• DO THIS: Reproduce all of the listing below without alteration.

[Saved data entries]
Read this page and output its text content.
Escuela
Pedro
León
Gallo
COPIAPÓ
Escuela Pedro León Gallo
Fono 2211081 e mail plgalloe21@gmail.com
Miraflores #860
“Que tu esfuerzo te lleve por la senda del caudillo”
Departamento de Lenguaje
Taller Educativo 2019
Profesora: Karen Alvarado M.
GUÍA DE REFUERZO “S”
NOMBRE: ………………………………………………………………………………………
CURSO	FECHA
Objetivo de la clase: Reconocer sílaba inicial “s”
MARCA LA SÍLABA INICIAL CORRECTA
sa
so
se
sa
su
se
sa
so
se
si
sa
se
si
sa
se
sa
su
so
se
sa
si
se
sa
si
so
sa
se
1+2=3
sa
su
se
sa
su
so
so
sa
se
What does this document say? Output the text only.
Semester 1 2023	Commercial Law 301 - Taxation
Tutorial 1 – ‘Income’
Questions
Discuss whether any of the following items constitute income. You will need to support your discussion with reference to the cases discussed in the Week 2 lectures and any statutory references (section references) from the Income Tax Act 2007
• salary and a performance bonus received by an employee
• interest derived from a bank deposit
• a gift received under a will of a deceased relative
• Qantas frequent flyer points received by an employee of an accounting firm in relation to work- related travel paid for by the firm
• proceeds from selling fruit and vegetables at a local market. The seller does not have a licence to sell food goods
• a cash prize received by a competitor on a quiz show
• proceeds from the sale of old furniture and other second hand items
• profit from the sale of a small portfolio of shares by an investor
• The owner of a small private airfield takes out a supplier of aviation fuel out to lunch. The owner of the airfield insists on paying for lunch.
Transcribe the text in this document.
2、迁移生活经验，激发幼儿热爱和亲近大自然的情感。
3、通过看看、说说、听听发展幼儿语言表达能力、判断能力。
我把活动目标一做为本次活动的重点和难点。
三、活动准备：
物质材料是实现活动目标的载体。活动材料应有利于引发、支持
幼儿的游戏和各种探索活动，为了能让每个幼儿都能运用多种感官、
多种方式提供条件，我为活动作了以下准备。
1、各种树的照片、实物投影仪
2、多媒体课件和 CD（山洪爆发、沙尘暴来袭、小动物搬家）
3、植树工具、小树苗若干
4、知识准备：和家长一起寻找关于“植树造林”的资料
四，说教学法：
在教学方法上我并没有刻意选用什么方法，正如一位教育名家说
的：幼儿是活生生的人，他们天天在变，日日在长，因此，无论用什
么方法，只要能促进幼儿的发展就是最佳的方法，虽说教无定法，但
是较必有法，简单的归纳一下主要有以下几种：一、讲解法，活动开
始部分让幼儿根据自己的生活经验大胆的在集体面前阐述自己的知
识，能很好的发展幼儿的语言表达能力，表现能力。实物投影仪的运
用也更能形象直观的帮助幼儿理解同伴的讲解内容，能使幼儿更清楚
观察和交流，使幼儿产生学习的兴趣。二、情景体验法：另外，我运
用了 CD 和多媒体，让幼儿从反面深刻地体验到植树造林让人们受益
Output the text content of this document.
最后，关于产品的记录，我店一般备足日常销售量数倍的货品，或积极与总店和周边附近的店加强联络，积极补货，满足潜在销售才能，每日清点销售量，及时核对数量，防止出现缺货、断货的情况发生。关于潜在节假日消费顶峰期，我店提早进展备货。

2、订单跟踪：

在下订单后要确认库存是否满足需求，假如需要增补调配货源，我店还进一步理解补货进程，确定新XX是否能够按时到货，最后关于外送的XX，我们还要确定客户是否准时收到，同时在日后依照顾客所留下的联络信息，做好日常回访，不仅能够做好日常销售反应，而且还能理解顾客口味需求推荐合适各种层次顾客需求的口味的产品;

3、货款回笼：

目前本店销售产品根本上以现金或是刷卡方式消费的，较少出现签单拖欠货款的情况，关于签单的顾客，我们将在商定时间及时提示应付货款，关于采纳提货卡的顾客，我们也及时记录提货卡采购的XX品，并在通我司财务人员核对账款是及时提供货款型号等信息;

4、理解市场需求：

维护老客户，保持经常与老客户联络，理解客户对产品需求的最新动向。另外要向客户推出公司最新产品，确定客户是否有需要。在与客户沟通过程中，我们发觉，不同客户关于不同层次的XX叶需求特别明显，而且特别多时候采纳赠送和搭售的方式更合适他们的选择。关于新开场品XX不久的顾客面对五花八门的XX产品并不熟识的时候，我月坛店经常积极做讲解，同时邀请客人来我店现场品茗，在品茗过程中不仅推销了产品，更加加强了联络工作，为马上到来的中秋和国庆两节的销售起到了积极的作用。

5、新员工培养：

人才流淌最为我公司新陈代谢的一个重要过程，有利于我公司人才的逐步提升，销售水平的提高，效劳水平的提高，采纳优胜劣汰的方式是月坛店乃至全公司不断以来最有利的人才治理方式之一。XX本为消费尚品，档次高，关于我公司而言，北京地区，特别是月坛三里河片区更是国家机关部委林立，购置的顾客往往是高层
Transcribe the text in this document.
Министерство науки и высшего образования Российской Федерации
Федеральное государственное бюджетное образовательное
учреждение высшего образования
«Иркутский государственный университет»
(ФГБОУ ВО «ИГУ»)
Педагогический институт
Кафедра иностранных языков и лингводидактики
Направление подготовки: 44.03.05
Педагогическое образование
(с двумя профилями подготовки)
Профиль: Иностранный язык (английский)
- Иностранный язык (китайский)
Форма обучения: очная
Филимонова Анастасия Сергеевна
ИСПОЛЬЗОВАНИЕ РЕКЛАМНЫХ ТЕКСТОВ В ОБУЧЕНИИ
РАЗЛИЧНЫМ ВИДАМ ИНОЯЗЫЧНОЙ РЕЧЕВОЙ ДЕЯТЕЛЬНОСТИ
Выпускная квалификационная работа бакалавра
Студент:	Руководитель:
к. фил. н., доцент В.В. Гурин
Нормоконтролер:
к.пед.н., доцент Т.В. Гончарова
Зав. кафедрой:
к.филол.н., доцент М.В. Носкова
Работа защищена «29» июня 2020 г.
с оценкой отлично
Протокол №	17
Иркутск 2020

• FINAL RESULT:
Read this page and output its text content.
Escuela
Pedro
León
Gallo
COPIAPÓ
Escuela Pedro León Gallo
Fono 2211081 e mail plgalloe21@gmail.com
Miraflores #860
“Que tu esfuerzo te lleve por la senda del caudillo”
Departamento de Lenguaje
Taller Educativo 2019
Profesora: Karen Alvarado M.
GUÍA DE REFUERZO “S”
NOMBRE: ………………………………………………………………………………………
CURSO	FECHA
Objetivo de la clase: Reconocer sílaba inicial “s”
MARCA LA SÍLABA INICIAL CORRECTA
sa
so
se
sa
su
se
sa
so
se
si
sa
se
si
sa
se
sa
su
so
se
sa
si
se
sa
si
so
sa
se
1+2=3
sa
su
se
sa
su
so
so
sa
se
What does this document say? Output the text only.
Semester 1 2023	Commercial Law 301 - Taxation
Tutorial 1 – ‘Income’
Questions
Discuss whether any of the following items constitute income. You will need to support your discussion with reference to the cases discussed in the Week 2 lectures and any statutory references (section references) from the Income Tax Act 2007
• salary and a performance bonus received by an employee
• interest derived from a bank deposit
• a gift received under a will of a deceased relative
• Qantas frequent flyer points received by an employee of an accounting firm in relation to work- related travel paid for by the firm
• proceeds from selling fruit and vegetables at a local market. The seller does not have a licence to sell food goods
• a cash prize received by a competitor on a quiz show
• proceeds from the sale of old furniture and other second hand items
• profit from the sale of a small portfolio of shares by an investor
• The owner of a small private airfield takes out a supplier of aviation fuel out to lunch. The owner of the airfield insists on paying for lunch.
Transcribe the text in this document.
2、迁移生活经验，激发幼儿热爱和亲近大自然的情感。
3、通过看看、说说、听听发展幼儿语言表达能力、判断能力。
我把活动目标一做为本次活动的重点和难点。
三、活动准备：
物质材料是实现活动目标的载体。活动材料应有利于引发、支持
幼儿的游戏和各种探索活动，为了能让每个幼儿都能运用多种感官、
多种方式提供条件，我为活动作了以下准备。
1、各种树的照片、实物投影仪
2、多媒体课件和 CD（山洪爆发、沙尘暴来袭、小动物搬家）
3、植树工具、小树苗若干
4、知识准备：和家长一起寻找关于“植树造林”的资料
四，说教学法：
在教学方法上我并没有刻意选用什么方法，正如一位教育名家说
的：幼儿是活生生的人，他们天天在变，日日在长，因此，无论用什
么方法，只要能促进幼儿的发展就是最佳的方法，虽说教无定法，但
是较必有法，简单的归纳一下主要有以下几种：一、讲解法，活动开
始部分让幼儿根据自己的生活经验大胆的在集体面前阐述自己的知
识，能很好的发展幼儿的语言表达能力，表现能力。实物投影仪的运
用也更能形象直观的帮助幼儿理解同伴的讲解内容，能使幼儿更清楚
观察和交流，使幼儿产生学习的兴趣。二、情景体验法：另外，我运
用了 CD 和多媒体，让幼儿从反面深刻地体验到植树造林让人们受益
Output the text content of this document.
最后，关于产品的记录，我店一般备足日常销售量数倍的货品，或积极与总店和周边附近的店加强联络，积极补货，满足潜在销售才能，每日清点销售量，及时核对数量，防止出现缺货、断货的情况发生。关于潜在节假日消费顶峰期，我店提早进展备货。

2、订单跟踪：

在下订单后要确认库存是否满足需求，假如需要增补调配货源，我店还进一步理解补货进程，确定新XX是否能够按时到货，最后关于外送的XX，我们还要确定客户是否准时收到，同时在日后依照顾客所留下的联络信息，做好日常回访，不仅能够做好日常销售反应，而且还能理解顾客口味需求推荐合适各种层次顾客需求的口味的产品;

3、货款回笼：

目前本店销售产品根本上以现金或是刷卡方式消费的，较少出现签单拖欠货款的情况，关于签单的顾客，我们将在商定时间及时提示应付货款，关于采纳提货卡的顾客，我们也及时记录提货卡采购的XX品，并在通我司财务人员核对账款是及时提供货款型号等信息;

4、理解市场需求：

维护老客户，保持经常与老客户联络，理解客户对产品需求的最新动向。另外要向客户推出公司最新产品，确定客户是否有需要。在与客户沟通过程中，我们发觉，不同客户关于不同层次的XX叶需求特别明显，而且特别多时候采纳赠送和搭售的方式更合适他们的选择。关于新开场品XX不久的顾客面对五花八门的XX产品并不熟识的时候，我月坛店经常积极做讲解，同时邀请客人来我店现场品茗，在品茗过程中不仅推销了产品，更加加强了联络工作，为马上到来的中秋和国庆两节的销售起到了积极的作用。

5、新员工培养：

人才流淌最为我公司新陈代谢的一个重要过程，有利于我公司人才的逐步提升，销售水平的提高，效劳水平的提高，采纳优胜劣汰的方式是月坛店乃至全公司不断以来最有利的人才治理方式之一。XX本为消费尚品，档次高，关于我公司而言，北京地区，特别是月坛三里河片区更是国家机关部委林立，购置的顾客往往是高层
Transcribe the text in this document.
Министерство науки и высшего образования Российской Федерации
Федеральное государственное бюджетное образовательное
учреждение высшего образования
«Иркутский государственный университет»
(ФГБОУ ВО «ИГУ»)
Педагогический институт
Кафедра иностранных языков и лингводидактики
Направление подготовки: 44.03.05
Педагогическое образование
(с двумя профилями подготовки)
Профиль: Иностранный язык (английский)
- Иностранный язык (китайский)
Форма обучения: очная
Филимонова Анастасия Сергеевна
ИСПОЛЬЗОВАНИЕ РЕКЛАМНЫХ ТЕКСТОВ В ОБУЧЕНИИ
РАЗЛИЧНЫМ ВИДАМ ИНОЯЗЫЧНОЙ РЕЧЕВОЙ ДЕЯТЕЛЬНОСТИ
Выпускная квалификационная работа бакалавра
Студент:	Руководитель:
к. фил. н., доцент В.В. Гурин
Нормоконтролер:
к.пед.н., доцент Т.В. Гончарова
Зав. кафедрой:
к.филол.н., доцент М.В. Носкова
Работа защищена «29» июня 2020 г.
с оценкой отлично
Протокол №	17
Иркутск 2020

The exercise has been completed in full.